Dataset entries on figures
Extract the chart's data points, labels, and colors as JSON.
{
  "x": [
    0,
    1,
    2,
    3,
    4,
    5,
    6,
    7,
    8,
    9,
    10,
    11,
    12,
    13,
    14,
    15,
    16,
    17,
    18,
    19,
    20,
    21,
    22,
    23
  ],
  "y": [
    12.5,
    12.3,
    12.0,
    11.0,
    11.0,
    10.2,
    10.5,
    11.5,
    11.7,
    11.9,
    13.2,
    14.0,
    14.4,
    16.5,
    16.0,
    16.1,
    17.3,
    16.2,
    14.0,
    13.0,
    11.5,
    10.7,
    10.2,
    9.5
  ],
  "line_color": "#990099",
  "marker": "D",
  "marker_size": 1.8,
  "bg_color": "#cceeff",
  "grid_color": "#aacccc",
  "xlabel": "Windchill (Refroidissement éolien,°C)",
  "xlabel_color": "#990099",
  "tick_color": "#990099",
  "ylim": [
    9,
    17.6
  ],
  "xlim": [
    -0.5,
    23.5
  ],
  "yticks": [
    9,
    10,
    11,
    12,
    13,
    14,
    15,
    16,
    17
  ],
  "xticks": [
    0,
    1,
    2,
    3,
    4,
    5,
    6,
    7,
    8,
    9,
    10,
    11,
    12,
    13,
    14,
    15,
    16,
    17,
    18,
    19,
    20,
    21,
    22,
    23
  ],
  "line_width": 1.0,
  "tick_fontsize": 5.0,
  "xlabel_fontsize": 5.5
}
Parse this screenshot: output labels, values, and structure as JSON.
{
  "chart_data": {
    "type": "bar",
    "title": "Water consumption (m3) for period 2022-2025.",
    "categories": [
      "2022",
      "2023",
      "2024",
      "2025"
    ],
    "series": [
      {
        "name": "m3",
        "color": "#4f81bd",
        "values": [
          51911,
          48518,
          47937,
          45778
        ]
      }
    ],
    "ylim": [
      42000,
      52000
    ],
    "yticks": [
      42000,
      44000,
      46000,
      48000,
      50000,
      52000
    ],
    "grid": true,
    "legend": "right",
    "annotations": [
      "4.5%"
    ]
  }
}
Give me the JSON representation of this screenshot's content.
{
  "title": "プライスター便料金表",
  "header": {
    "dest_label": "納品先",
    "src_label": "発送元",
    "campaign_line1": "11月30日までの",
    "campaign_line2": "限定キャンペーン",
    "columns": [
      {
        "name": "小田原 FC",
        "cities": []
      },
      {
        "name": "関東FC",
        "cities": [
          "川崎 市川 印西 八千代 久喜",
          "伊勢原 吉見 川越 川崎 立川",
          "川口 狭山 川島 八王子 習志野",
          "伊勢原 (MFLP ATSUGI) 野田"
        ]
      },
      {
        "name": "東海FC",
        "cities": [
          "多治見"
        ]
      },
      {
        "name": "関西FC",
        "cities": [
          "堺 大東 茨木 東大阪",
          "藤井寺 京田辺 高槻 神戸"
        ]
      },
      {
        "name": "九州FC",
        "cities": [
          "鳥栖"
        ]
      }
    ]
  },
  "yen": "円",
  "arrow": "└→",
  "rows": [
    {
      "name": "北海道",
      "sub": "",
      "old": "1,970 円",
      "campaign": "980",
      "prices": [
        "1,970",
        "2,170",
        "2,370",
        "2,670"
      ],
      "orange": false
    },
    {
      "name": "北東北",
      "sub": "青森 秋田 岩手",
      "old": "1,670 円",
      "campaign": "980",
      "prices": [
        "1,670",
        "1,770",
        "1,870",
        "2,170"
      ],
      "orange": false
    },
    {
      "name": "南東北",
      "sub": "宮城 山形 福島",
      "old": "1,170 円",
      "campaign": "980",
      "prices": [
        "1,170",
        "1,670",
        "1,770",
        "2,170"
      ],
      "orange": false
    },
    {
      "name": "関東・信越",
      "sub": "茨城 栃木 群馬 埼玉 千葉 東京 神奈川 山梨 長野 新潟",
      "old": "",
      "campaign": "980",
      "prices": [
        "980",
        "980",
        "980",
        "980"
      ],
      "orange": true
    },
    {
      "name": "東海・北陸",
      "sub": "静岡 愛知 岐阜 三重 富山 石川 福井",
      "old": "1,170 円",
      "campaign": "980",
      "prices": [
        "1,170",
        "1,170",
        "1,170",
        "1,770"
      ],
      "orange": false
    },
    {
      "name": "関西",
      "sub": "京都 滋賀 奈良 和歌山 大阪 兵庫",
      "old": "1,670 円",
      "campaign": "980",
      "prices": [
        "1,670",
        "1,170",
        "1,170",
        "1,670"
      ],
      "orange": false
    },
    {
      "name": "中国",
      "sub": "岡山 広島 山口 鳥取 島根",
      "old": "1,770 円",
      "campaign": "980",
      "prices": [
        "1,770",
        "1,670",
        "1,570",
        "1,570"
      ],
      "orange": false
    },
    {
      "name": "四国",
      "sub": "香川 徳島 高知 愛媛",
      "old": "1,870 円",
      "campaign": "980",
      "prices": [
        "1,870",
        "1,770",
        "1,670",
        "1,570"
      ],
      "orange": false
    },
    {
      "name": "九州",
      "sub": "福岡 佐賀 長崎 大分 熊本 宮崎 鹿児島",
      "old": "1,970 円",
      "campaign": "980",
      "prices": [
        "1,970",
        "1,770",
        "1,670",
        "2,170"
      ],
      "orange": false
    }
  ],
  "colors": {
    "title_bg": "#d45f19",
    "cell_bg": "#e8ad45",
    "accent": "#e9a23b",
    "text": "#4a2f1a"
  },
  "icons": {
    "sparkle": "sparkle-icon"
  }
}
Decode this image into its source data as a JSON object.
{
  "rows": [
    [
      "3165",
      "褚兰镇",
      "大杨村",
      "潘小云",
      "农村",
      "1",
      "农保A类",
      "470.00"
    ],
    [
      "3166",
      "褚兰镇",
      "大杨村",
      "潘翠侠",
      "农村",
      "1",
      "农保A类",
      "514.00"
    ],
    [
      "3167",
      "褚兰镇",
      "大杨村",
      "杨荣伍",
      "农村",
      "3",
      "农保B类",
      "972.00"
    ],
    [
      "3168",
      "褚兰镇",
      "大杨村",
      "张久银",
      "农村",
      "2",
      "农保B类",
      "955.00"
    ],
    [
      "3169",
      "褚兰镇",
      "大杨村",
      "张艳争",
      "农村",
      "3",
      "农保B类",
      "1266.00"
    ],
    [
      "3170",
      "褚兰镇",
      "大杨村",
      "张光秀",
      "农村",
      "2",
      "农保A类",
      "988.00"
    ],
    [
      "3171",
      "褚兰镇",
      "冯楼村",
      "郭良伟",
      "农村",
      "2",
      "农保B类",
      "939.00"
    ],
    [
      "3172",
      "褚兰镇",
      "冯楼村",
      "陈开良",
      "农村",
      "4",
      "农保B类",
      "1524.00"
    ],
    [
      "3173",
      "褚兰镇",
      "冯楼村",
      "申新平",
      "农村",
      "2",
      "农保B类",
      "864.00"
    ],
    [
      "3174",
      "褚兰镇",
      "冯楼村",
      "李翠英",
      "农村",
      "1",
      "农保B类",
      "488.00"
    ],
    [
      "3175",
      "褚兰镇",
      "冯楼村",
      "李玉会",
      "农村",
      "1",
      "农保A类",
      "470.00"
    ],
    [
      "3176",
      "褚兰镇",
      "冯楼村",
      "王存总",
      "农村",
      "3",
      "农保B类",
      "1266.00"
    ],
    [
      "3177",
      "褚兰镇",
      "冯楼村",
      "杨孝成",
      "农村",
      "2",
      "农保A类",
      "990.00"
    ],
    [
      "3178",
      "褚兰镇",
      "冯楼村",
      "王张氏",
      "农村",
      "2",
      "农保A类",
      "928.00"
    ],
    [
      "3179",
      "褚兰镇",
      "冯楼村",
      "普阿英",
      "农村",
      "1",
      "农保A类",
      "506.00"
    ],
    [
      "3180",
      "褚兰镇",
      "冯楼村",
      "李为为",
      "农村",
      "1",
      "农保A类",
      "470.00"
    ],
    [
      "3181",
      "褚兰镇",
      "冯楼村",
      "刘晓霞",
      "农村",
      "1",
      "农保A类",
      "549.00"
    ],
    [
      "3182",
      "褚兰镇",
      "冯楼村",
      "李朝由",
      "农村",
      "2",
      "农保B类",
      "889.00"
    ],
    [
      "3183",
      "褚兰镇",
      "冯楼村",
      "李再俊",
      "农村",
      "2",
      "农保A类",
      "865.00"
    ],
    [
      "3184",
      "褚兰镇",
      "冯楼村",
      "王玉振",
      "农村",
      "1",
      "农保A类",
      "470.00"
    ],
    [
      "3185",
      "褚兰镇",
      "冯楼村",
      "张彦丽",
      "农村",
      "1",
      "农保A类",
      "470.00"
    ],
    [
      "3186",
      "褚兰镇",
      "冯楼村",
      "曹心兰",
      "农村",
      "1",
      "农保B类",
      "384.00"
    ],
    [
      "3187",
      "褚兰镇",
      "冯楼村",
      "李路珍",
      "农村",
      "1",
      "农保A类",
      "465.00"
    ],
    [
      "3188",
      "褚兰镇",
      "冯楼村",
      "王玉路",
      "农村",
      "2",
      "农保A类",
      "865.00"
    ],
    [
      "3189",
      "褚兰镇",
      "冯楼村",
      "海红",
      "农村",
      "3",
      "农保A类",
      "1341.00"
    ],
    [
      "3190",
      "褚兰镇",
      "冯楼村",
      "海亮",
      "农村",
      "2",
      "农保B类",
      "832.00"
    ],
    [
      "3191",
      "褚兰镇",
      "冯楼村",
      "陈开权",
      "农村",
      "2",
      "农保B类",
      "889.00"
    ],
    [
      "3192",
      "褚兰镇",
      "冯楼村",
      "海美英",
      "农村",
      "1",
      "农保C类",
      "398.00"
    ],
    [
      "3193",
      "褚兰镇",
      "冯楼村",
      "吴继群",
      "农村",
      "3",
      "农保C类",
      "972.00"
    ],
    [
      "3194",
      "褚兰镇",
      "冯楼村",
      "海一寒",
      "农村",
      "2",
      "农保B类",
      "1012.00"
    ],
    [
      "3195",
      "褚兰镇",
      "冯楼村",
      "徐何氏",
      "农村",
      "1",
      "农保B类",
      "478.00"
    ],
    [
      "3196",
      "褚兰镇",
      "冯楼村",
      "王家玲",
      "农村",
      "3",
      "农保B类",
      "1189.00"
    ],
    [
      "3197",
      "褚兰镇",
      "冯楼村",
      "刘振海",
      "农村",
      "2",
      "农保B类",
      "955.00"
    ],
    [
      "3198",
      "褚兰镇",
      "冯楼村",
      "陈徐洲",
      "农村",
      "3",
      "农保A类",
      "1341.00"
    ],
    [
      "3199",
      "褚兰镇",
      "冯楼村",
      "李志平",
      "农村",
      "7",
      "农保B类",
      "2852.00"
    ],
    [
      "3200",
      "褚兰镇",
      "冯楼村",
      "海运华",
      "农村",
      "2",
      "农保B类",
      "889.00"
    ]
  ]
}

GIVEN PROBLEM:
Which lines in the listing above hold the word "screenshot"? Show each of them.

OUTPUT FOR THIS EXERCISE:
Parse this screenshot: output labels, values, and structure as JSON.
Give me the JSON representation of this screenshot's content.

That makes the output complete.